DATA EXTRACT: Begin

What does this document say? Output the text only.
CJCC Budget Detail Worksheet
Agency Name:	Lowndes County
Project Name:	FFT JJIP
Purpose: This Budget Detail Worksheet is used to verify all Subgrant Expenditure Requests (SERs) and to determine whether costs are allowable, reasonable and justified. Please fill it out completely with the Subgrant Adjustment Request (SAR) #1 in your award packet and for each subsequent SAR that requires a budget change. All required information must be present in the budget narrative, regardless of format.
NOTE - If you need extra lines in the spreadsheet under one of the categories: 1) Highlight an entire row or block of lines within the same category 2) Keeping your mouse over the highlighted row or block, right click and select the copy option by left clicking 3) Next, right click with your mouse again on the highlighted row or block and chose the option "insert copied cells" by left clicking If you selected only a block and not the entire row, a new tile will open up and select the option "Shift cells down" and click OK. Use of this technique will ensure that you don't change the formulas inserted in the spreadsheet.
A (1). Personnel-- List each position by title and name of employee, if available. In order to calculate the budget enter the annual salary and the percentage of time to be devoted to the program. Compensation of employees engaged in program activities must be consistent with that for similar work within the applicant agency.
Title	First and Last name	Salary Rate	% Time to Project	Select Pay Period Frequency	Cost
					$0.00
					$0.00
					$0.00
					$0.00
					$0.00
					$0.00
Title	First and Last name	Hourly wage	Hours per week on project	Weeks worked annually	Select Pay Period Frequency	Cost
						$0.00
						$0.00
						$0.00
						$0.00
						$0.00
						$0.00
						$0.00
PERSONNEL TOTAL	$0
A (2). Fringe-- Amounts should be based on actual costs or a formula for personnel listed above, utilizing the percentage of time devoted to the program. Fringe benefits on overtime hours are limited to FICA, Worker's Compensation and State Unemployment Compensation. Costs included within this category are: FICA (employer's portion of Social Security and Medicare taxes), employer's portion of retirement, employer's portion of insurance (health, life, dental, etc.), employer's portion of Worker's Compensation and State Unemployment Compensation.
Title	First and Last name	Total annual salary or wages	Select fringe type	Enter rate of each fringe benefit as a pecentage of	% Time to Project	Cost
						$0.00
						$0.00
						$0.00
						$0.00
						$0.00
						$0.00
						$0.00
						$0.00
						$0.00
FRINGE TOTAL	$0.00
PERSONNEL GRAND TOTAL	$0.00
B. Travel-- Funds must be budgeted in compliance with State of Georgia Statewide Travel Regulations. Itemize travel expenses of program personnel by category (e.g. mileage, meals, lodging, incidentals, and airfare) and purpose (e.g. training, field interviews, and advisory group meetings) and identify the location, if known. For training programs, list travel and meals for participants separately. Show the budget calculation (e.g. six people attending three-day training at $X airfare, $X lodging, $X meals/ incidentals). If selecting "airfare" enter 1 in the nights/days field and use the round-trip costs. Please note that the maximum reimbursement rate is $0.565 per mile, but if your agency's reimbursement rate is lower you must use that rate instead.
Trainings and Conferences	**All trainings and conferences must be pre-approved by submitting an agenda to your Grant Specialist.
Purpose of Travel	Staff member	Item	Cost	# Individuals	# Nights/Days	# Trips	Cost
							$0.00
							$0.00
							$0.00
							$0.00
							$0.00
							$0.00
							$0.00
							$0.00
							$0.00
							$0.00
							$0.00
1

DATA EXTRACT: End

What is wanted is the full set of entries above, reproduced exactly.

■ RESPONSE AREA:
What does this document say? Output the text only.
CJCC Budget Detail Worksheet
Agency Name:	Lowndes County
Project Name:	FFT JJIP
Purpose: This Budget Detail Worksheet is used to verify all Subgrant Expenditure Requests (SERs) and to determine whether costs are allowable, reasonable and justified. Please fill it out completely with the Subgrant Adjustment Request (SAR) #1 in your award packet and for each subsequent SAR that requires a budget change. All required information must be present in the budget narrative, regardless of format.
NOTE - If you need extra lines in the spreadsheet under one of the categories: 1) Highlight an entire row or block of lines within the same category 2) Keeping your mouse over the highlighted row or block, right click and select the copy option by left clicking 3) Next, right click with your mouse again on the highlighted row or block and chose the option "insert copied cells" by left clicking If you selected only a block and not the entire row, a new tile will open up and select the option "Shift cells down" and click OK. Use of this technique will ensure that you don't change the formulas inserted in the spreadsheet.
A (1). Personnel-- List each position by title and name of employee, if available. In order to calculate the budget enter the annual salary and the percentage of time to be devoted to the program. Compensation of employees engaged in program activities must be consistent with that for similar work within the applicant agency.
Title	First and Last name	Salary Rate	% Time to Project	Select Pay Period Frequency	Cost
					$0.00
					$0.00
					$0.00
					$0.00
					$0.00
					$0.00
Title	First and Last name	Hourly wage	Hours per week on project	Weeks worked annually	Select Pay Period Frequency	Cost
						$0.00
						$0.00
						$0.00
						$0.00
						$0.00
						$0.00
						$0.00
PERSONNEL TOTAL	$0
A (2). Fringe-- Amounts should be based on actual costs or a formula for personnel listed above, utilizing the percentage of time devoted to the program. Fringe benefits on overtime hours are limited to FICA, Worker's Compensation and State Unemployment Compensation. Costs included within this category are: FICA (employer's portion of Social Security and Medicare taxes), employer's portion of retirement, employer's portion of insurance (health, life, dental, etc.), employer's portion of Worker's Compensation and State Unemployment Compensation.
Title	First and Last name	Total annual salary or wages	Select fringe type	Enter rate of each fringe benefit as a pecentage of	% Time to Project	Cost
						$0.00
						$0.00
						$0.00
						$0.00
						$0.00
						$0.00
						$0.00
						$0.00
						$0.00
FRINGE TOTAL	$0.00
PERSONNEL GRAND TOTAL	$0.00
B. Travel-- Funds must be budgeted in compliance with State of Georgia Statewide Travel Regulations. Itemize travel expenses of program personnel by category (e.g. mileage, meals, lodging, incidentals, and airfare) and purpose (e.g. training, field interviews, and advisory group meetings) and identify the location, if known. For training programs, list travel and meals for participants separately. Show the budget calculation (e.g. six people attending three-day training at $X airfare, $X lodging, $X meals/ incidentals). If selecting "airfare" enter 1 in the nights/days field and use the round-trip costs. Please note that the maximum reimbursement rate is $0.565 per mile, but if your agency's reimbursement rate is lower you must use that rate instead.
Trainings and Conferences	**All trainings and conferences must be pre-approved by submitting an agenda to your Grant Specialist.
Purpose of Travel	Staff member	Item	Cost	# Individuals	# Nights/Days	# Trips	Cost
							$0.00
							$0.00
							$0.00
							$0.00
							$0.00
							$0.00
							$0.00
							$0.00
							$0.00
							$0.00
							$0.00
1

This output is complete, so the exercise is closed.